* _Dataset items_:

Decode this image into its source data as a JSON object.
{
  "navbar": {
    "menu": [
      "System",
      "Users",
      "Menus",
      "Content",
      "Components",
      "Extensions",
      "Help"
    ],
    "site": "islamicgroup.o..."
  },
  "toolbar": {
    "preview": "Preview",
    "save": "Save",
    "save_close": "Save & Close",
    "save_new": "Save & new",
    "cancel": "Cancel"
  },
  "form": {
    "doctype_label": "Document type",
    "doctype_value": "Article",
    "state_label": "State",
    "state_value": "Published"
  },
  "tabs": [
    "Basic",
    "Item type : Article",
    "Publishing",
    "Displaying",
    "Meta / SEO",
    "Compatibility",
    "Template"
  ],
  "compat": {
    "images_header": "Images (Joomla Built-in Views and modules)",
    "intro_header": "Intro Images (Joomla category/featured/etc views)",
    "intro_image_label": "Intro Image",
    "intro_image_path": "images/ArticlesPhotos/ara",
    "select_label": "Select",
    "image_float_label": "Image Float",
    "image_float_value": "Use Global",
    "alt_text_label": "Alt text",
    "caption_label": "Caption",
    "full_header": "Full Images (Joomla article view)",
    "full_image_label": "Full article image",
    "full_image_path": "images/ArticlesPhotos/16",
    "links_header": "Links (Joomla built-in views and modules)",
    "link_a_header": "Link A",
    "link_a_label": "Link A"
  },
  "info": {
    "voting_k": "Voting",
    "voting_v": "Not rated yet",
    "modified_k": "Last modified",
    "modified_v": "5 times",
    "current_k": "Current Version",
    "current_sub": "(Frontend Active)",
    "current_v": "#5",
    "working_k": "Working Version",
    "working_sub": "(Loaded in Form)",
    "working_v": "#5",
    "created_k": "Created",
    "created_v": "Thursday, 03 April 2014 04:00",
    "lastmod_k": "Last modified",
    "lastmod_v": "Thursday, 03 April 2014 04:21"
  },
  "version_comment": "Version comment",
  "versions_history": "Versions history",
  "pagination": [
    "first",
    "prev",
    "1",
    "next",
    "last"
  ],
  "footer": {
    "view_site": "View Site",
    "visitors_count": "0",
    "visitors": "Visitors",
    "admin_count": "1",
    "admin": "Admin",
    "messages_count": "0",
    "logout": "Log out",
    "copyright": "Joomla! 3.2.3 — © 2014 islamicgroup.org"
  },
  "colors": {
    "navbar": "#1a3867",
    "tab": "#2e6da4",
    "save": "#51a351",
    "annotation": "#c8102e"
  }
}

* _GOAL OF THE EXERCISE_:
Write every entry out again exactly.

* _RESPONSE_:
Decode this image into its source data as a JSON object.
{
  "navbar": {
    "menu": [
      "System",
      "Users",
      "Menus",
      "Content",
      "Components",
      "Extensions",
      "Help"
    ],
    "site": "islamicgroup.o..."
  },
  "toolbar": {
    "preview": "Preview",
    "save": "Save",
    "save_close": "Save & Close",
    "save_new": "Save & new",
    "cancel": "Cancel"
  },
  "form": {
    "doctype_label": "Document type",
    "doctype_value": "Article",
    "state_label": "State",
    "state_value": "Published"
  },
  "tabs": [
    "Basic",
    "Item type : Article",
    "Publishing",
    "Displaying",
    "Meta / SEO",
    "Compatibility",
    "Template"
  ],
  "compat": {
    "images_header": "Images (Joomla Built-in Views and modules)",
    "intro_header": "Intro Images (Joomla category/featured/etc views)",
    "intro_image_label": "Intro Image",
    "intro_image_path": "images/ArticlesPhotos/ara",
    "select_label": "Select",
    "image_float_label": "Image Float",
    "image_float_value": "Use Global",
    "alt_text_label": "Alt text",
    "caption_label": "Caption",
    "full_header": "Full Images (Joomla article view)",
    "full_image_label": "Full article image",
    "full_image_path": "images/ArticlesPhotos/16",
    "links_header": "Links (Joomla built-in views and modules)",
    "link_a_header": "Link A",
    "link_a_label": "Link A"
  },
  "info": {
    "voting_k": "Voting",
    "voting_v": "Not rated yet",
    "modified_k": "Last modified",
    "modified_v": "5 times",
    "current_k": "Current Version",
    "current_sub": "(Frontend Active)",
    "current_v": "#5",
    "working_k": "Working Version",
    "working_sub": "(Loaded in Form)",
    "working_v": "#5",
    "created_k": "Created",
    "created_v": "Thursday, 03 April 2014 04:00",
    "lastmod_k": "Last modified",
    "lastmod_v": "Thursday, 03 April 2014 04:21"
  },
  "version_comment": "Version comment",
  "versions_history": "Versions history",
  "pagination": [
    "first",
    "prev",
    "1",
    "next",
    "last"
  ],
  "footer": {
    "view_site": "View Site",
    "visitors_count": "0",
    "visitors": "Visitors",
    "admin_count": "1",
    "admin": "Admin",
    "messages_count": "0",
    "logout": "Log out",
    "copyright": "Joomla! 3.2.3 — © 2014 islamicgroup.org"
  },
  "colors": {
    "navbar": "#1a3867",
    "tab": "#2e6da4",
    "save": "#51a351",
    "annotation": "#c8102e"
  }
}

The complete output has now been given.